Your goal: Each line that holds the word "веществ" counts once; report how many lines do so and nothing else.

Listed records:

..........

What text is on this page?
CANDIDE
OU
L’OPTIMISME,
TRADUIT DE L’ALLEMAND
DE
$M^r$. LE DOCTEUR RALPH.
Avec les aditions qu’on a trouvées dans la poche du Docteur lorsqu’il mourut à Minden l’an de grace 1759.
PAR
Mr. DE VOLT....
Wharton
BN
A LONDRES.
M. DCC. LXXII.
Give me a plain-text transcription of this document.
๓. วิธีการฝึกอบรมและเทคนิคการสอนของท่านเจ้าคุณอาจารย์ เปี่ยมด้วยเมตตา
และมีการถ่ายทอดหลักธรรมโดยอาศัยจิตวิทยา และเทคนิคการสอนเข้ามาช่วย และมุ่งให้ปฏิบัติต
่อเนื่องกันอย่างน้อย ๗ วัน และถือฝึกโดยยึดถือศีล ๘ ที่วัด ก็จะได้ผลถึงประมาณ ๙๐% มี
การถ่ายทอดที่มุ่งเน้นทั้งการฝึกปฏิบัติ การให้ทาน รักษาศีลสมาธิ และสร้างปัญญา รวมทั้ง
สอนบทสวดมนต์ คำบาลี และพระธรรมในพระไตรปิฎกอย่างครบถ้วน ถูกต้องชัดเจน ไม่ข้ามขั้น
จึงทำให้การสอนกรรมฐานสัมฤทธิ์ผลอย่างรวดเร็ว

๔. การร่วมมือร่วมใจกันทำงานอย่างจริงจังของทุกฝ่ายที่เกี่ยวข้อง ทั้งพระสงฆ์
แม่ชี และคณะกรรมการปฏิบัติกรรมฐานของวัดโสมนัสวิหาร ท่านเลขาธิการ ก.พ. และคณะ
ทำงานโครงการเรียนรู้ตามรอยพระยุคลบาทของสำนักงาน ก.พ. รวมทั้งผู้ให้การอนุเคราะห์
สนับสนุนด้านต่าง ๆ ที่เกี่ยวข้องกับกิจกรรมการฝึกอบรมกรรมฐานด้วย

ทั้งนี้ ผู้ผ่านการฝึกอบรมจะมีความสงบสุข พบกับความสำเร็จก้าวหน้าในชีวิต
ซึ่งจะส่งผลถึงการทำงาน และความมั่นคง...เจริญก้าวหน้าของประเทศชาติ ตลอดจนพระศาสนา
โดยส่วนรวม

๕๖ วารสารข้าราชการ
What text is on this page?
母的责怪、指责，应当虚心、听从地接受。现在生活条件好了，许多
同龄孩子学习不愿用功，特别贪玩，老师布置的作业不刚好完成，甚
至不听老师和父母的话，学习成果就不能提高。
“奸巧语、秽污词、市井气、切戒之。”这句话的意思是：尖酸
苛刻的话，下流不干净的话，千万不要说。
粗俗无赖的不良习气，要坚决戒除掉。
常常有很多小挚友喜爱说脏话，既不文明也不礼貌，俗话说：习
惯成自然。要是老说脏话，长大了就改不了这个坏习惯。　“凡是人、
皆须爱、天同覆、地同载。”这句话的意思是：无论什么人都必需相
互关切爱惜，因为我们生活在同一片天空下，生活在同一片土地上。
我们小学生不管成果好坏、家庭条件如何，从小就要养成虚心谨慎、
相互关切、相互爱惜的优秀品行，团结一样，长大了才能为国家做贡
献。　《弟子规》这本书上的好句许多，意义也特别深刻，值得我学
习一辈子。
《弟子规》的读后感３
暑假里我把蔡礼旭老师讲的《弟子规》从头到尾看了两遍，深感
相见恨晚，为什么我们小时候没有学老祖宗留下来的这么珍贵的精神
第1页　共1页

..........

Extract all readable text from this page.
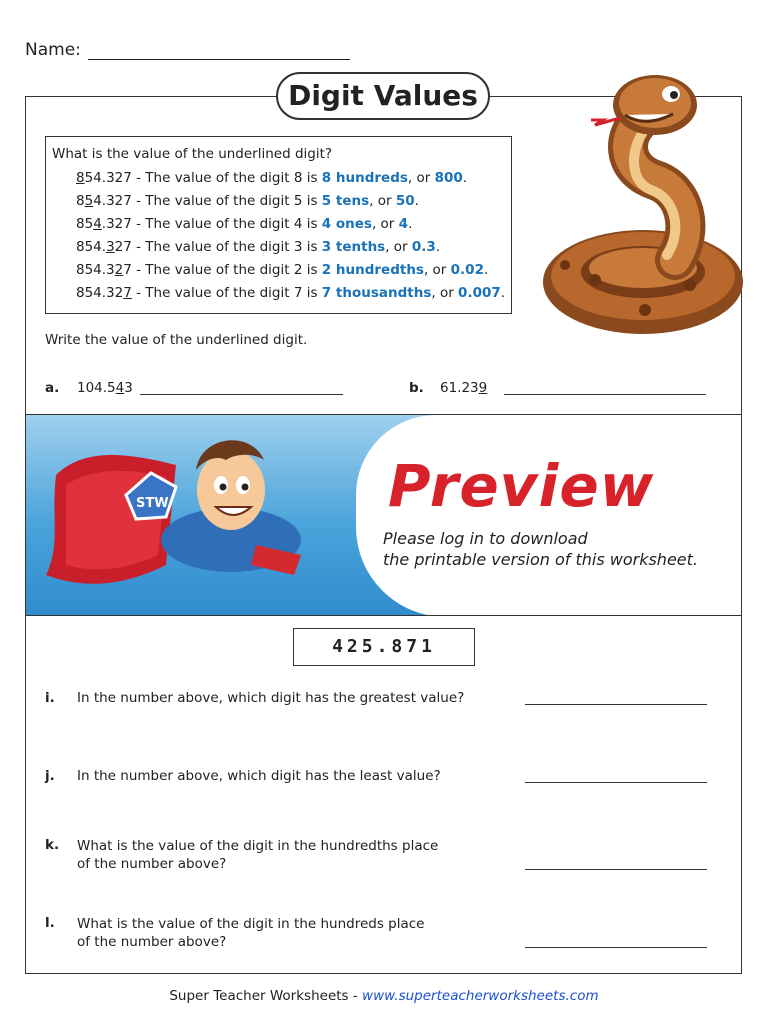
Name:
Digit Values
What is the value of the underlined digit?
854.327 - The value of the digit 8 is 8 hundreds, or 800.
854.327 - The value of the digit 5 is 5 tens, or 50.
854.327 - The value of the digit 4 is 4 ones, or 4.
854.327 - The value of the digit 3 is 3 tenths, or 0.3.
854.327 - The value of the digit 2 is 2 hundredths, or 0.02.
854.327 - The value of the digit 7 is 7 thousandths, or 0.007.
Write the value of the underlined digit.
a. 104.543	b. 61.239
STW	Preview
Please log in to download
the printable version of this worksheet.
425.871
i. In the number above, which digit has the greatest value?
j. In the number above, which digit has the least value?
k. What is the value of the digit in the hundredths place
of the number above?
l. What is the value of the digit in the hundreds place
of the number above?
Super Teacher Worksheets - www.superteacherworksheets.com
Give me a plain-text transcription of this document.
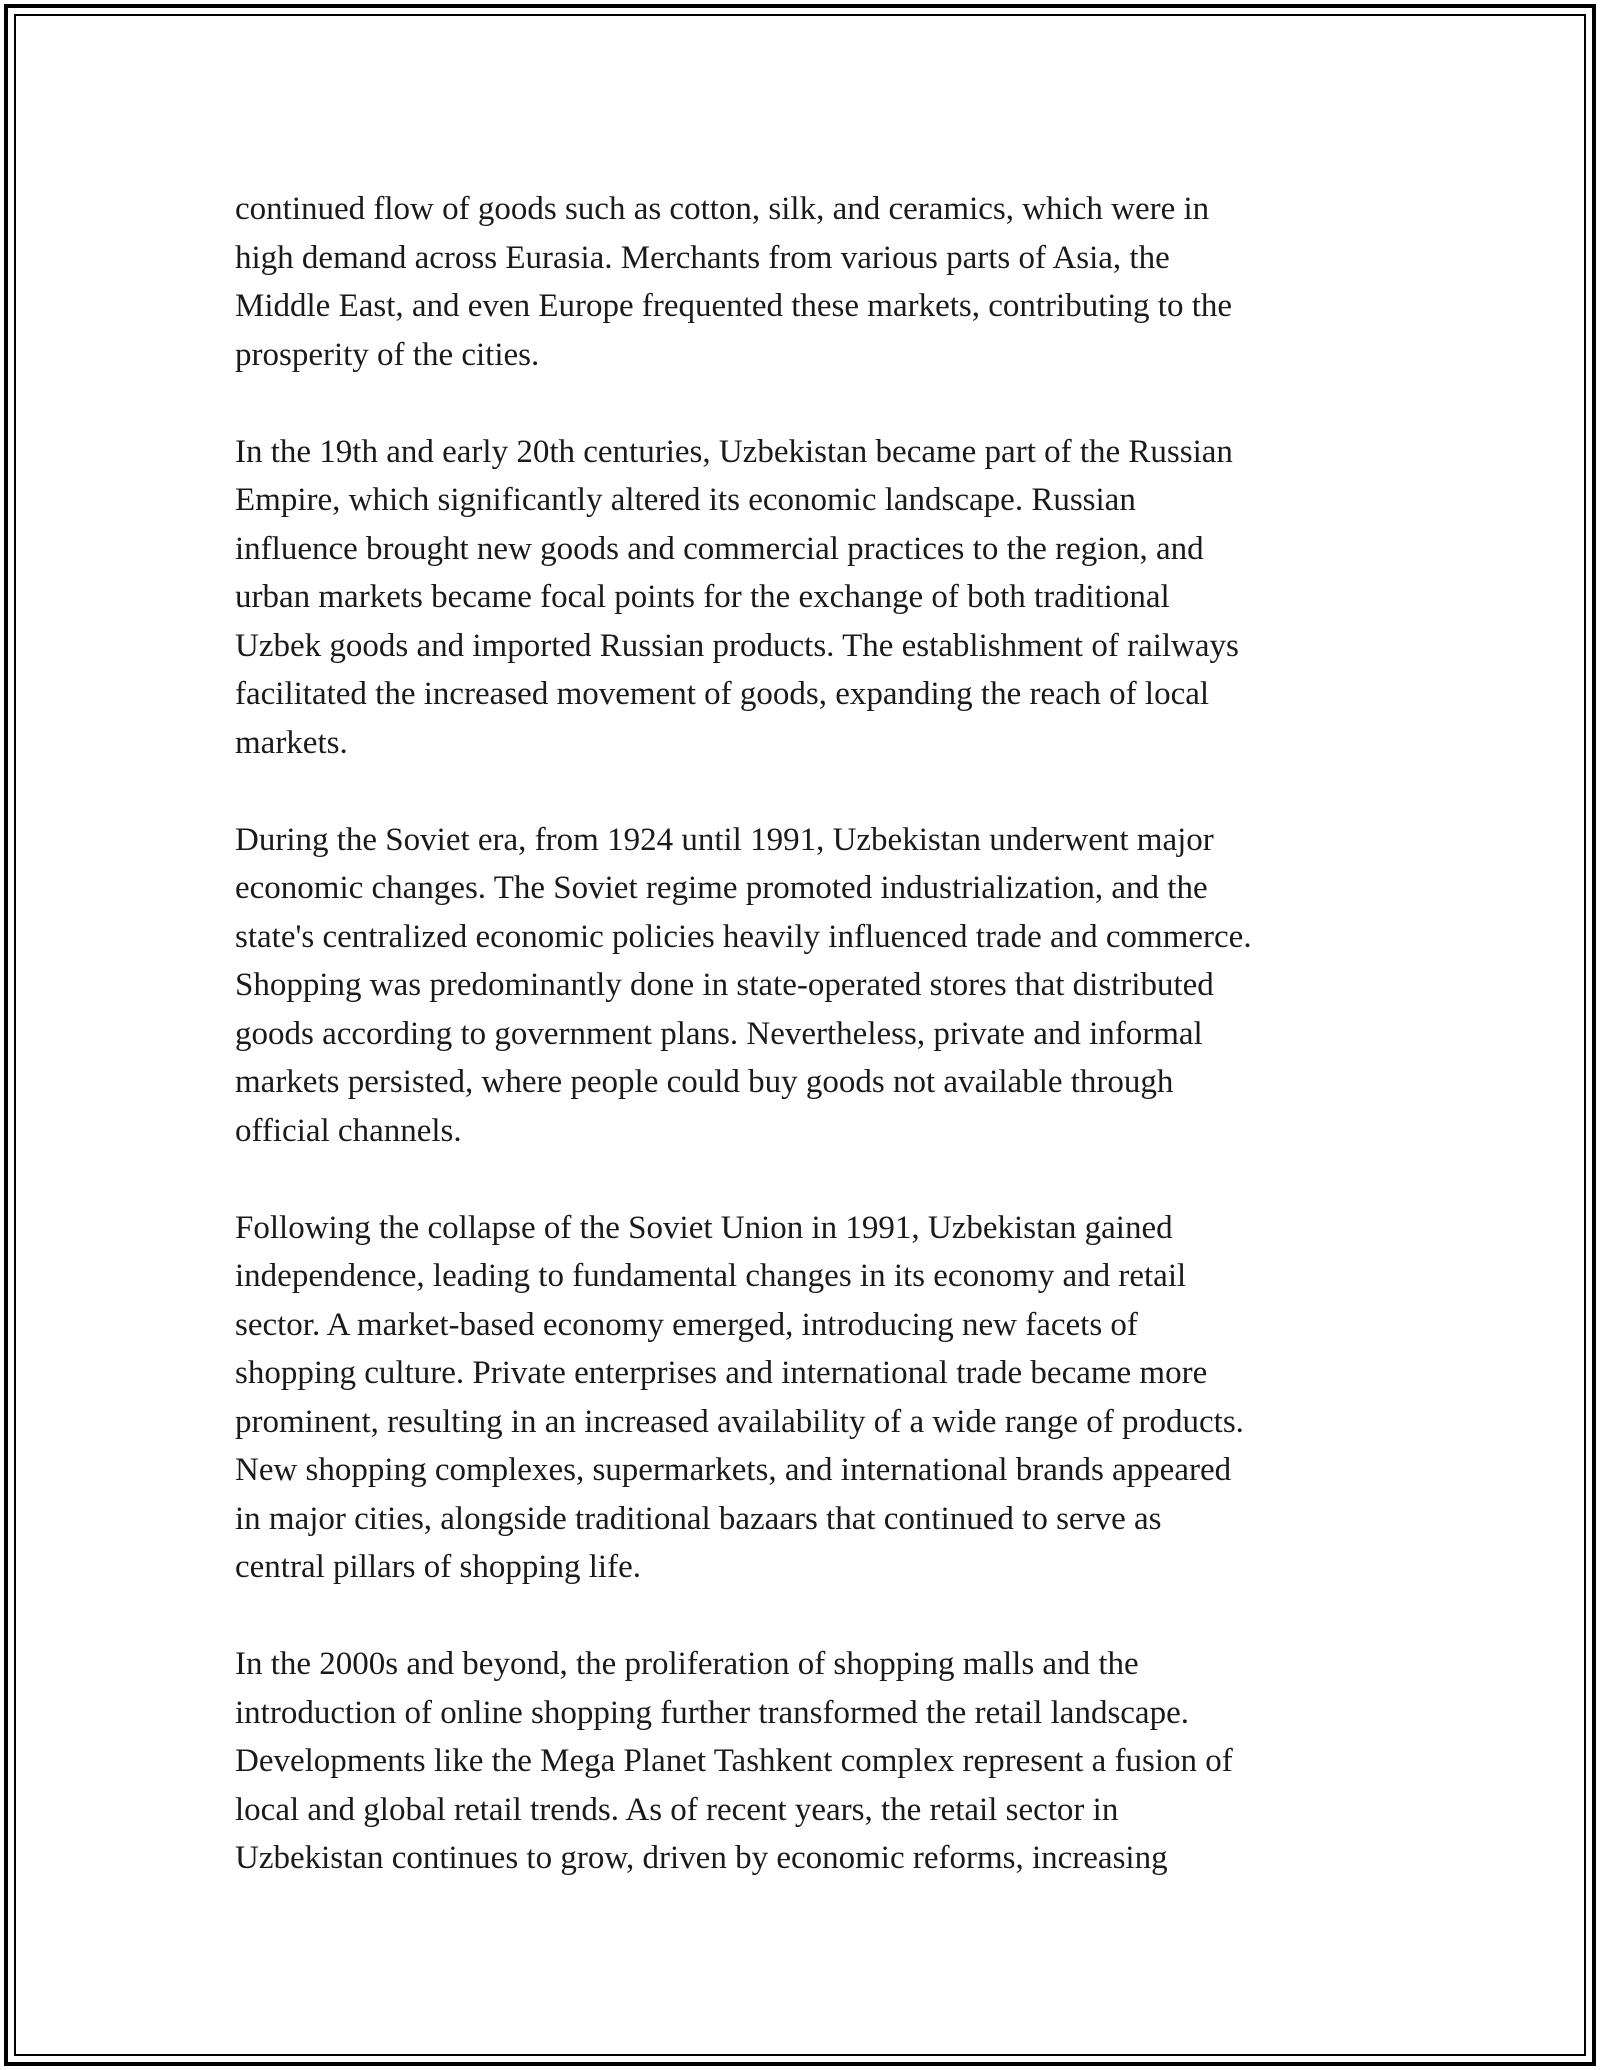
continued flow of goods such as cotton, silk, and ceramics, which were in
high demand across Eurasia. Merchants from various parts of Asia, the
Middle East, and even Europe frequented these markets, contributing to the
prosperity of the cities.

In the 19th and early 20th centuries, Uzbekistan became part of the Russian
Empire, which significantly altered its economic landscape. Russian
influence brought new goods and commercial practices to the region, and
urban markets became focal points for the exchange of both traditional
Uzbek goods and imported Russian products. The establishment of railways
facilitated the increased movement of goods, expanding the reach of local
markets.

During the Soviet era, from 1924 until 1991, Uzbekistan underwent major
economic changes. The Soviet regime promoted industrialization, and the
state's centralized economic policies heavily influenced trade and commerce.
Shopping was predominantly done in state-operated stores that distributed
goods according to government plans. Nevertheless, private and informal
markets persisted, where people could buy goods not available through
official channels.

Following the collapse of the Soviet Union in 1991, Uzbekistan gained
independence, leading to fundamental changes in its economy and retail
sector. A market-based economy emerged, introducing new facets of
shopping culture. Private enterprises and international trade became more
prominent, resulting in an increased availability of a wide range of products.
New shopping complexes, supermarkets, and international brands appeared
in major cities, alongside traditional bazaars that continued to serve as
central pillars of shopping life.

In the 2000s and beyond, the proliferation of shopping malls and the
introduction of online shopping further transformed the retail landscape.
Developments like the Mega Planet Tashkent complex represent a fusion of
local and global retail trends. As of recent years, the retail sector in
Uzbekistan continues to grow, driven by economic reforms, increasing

..........

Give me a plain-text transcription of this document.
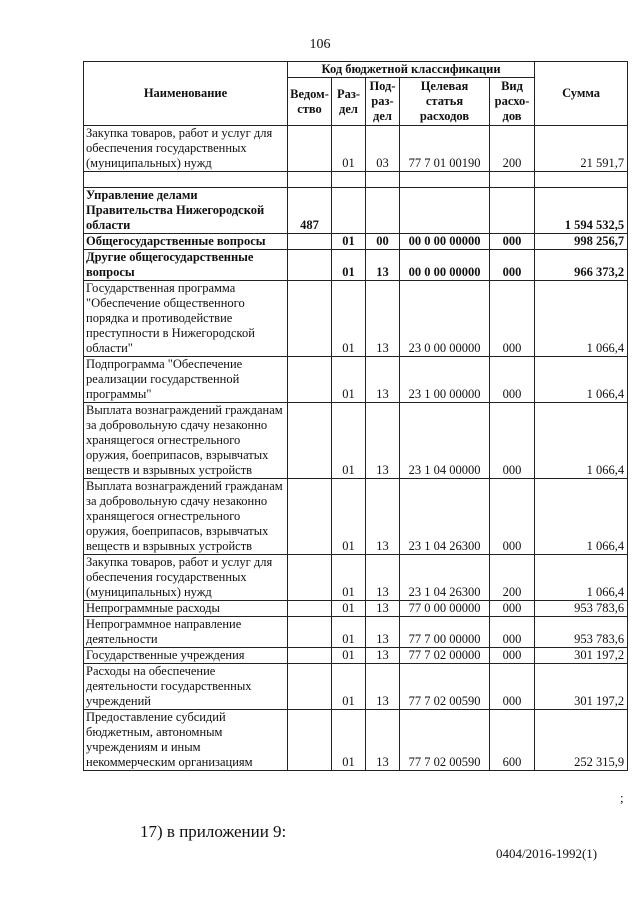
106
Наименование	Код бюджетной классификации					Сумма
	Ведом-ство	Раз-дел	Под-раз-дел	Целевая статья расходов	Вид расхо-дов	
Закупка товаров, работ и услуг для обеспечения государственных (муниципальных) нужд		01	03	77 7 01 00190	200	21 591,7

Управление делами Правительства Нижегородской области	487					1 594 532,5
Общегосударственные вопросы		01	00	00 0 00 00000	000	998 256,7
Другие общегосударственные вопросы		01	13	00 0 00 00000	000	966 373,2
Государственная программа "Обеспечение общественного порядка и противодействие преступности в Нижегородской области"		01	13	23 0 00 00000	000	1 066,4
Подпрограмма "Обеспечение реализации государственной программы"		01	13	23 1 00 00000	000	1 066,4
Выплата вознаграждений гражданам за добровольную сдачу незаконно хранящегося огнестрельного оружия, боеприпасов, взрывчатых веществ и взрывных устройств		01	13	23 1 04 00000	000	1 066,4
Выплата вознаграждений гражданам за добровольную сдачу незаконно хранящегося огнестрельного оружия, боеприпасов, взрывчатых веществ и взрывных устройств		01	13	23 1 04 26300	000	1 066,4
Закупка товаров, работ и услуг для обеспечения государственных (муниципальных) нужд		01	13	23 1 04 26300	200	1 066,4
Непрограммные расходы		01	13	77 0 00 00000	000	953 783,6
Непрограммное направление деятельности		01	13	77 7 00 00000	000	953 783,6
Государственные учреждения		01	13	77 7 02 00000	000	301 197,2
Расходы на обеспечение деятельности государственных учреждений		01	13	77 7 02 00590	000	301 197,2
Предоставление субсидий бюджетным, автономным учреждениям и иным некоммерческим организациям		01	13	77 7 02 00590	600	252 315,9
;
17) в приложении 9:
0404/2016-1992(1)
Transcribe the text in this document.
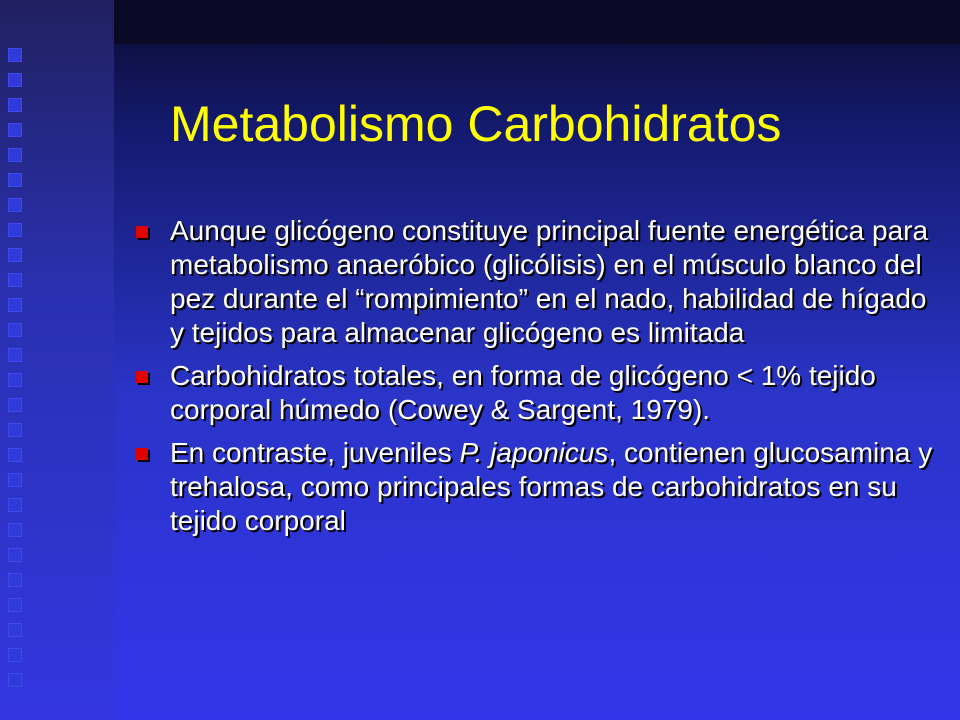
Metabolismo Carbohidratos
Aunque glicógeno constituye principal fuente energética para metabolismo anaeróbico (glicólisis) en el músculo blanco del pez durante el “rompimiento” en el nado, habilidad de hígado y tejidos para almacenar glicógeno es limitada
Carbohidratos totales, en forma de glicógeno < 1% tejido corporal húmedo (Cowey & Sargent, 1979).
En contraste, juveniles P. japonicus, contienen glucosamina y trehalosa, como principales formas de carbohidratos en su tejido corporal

..........

Response for this exercise: 2